— start RAW RECORDS —

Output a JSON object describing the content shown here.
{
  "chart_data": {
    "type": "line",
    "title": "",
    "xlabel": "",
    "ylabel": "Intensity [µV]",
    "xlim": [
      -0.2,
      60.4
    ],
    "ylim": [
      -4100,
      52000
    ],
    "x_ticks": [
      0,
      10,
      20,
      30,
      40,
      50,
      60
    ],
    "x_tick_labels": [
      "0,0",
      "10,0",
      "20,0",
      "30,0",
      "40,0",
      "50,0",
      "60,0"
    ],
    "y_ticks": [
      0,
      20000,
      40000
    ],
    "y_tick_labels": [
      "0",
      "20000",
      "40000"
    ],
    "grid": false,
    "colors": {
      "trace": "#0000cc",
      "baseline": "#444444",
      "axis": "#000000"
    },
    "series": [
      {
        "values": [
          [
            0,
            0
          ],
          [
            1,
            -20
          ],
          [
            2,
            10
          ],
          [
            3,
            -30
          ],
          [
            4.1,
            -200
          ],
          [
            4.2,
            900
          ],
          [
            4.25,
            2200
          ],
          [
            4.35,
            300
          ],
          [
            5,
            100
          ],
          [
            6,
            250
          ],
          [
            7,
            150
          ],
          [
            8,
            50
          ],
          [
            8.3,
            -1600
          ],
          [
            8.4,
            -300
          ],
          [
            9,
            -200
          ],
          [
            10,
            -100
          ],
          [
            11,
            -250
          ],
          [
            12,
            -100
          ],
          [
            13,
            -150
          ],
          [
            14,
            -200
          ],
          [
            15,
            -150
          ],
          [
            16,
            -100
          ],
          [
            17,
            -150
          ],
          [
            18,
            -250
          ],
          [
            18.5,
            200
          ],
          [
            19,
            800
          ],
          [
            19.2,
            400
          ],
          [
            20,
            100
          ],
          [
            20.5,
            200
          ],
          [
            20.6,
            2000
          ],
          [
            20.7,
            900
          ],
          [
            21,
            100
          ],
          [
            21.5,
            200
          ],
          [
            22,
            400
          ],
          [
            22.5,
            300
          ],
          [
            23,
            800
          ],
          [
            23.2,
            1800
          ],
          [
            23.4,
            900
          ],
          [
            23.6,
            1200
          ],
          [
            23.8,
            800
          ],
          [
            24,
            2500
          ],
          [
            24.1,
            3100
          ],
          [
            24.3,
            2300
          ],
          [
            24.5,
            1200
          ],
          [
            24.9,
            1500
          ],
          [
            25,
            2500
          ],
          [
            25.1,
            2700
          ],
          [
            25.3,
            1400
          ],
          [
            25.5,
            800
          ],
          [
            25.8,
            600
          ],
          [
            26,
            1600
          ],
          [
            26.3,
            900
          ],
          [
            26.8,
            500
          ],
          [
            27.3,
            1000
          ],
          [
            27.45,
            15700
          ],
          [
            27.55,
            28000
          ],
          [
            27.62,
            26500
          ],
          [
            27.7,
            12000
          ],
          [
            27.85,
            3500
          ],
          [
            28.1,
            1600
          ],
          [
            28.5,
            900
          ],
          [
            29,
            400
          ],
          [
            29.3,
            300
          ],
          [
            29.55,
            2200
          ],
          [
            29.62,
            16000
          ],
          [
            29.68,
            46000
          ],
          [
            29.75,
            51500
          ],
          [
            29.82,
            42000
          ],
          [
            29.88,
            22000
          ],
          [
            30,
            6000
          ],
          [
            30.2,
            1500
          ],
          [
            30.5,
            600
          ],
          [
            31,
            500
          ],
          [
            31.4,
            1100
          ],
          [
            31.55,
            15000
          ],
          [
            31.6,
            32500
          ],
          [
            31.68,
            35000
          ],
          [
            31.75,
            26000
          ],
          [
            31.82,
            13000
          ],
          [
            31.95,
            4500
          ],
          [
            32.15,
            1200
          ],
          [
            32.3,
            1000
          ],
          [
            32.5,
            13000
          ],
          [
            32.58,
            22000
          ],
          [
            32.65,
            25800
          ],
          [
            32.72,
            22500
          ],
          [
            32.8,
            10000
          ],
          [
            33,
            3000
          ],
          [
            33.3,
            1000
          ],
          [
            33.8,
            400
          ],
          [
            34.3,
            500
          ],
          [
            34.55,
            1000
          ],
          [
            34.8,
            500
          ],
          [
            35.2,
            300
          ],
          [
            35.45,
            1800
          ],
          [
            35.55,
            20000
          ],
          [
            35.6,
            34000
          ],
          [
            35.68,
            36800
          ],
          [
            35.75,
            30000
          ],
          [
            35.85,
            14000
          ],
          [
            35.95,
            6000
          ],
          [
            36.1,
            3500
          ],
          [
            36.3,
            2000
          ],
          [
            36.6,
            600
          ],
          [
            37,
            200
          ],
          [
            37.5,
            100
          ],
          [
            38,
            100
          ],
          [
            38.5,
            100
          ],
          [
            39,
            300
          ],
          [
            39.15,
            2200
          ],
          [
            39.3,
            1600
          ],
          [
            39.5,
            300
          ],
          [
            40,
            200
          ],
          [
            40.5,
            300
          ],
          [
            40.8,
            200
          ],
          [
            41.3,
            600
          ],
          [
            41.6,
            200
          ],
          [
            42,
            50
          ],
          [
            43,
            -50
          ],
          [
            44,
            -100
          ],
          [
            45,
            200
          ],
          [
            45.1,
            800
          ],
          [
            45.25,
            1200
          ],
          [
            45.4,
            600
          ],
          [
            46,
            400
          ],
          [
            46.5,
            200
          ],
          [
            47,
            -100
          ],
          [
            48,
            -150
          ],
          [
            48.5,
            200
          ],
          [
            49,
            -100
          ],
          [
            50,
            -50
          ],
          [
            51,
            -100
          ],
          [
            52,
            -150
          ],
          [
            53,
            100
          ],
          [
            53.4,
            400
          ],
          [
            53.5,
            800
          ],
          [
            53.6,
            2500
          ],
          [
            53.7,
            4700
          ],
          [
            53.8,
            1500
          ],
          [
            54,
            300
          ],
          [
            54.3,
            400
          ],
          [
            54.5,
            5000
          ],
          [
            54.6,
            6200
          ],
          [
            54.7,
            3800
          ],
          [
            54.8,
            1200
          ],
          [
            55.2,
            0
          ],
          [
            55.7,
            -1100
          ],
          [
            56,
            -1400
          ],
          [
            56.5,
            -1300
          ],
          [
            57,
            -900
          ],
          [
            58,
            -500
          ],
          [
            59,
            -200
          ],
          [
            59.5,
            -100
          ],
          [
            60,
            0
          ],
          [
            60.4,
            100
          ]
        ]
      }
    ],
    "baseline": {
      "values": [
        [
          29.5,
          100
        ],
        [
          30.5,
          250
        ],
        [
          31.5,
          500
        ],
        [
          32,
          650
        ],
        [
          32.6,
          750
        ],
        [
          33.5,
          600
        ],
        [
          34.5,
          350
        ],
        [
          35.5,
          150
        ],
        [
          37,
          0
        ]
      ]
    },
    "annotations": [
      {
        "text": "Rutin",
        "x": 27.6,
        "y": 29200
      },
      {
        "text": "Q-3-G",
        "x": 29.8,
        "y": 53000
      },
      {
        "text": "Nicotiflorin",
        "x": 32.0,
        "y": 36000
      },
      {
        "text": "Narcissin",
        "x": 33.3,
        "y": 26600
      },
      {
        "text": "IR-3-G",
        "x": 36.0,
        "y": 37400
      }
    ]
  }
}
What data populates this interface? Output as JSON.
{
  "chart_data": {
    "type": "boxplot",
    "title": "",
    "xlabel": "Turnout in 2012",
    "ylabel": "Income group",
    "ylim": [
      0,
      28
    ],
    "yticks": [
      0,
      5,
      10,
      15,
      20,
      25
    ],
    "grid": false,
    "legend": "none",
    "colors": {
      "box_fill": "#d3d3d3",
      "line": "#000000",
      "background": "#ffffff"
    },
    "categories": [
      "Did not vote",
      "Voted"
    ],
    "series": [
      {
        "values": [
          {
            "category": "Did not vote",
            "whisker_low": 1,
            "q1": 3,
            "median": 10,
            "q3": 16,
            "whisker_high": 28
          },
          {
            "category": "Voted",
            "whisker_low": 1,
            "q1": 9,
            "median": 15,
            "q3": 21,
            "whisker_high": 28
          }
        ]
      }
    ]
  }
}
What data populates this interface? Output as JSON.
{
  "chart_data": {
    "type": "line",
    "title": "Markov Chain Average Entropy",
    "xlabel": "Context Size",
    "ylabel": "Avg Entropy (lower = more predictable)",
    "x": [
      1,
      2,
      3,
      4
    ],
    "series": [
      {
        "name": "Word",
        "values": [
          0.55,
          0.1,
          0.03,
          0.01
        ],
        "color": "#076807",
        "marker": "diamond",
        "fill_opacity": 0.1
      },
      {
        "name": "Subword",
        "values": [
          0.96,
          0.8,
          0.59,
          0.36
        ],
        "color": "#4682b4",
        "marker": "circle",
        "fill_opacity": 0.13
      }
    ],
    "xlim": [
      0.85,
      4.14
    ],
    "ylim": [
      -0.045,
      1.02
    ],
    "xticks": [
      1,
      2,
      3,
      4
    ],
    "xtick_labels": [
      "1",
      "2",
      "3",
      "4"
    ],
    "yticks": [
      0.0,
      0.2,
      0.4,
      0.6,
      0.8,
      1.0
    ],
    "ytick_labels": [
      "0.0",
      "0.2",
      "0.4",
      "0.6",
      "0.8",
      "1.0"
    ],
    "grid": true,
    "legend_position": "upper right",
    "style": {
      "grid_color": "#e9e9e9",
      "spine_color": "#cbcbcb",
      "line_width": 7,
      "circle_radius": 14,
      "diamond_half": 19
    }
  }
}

— end RAW RECORDS —

EXERCISE REQUIREMENTS -
Among the records above, find each line holding the string "xlabel" and pull it out.

RESULT BELOW -
    "xlabel": "",
    "xlabel": "Turnout in 2012",
    "xlabel": "Context Size",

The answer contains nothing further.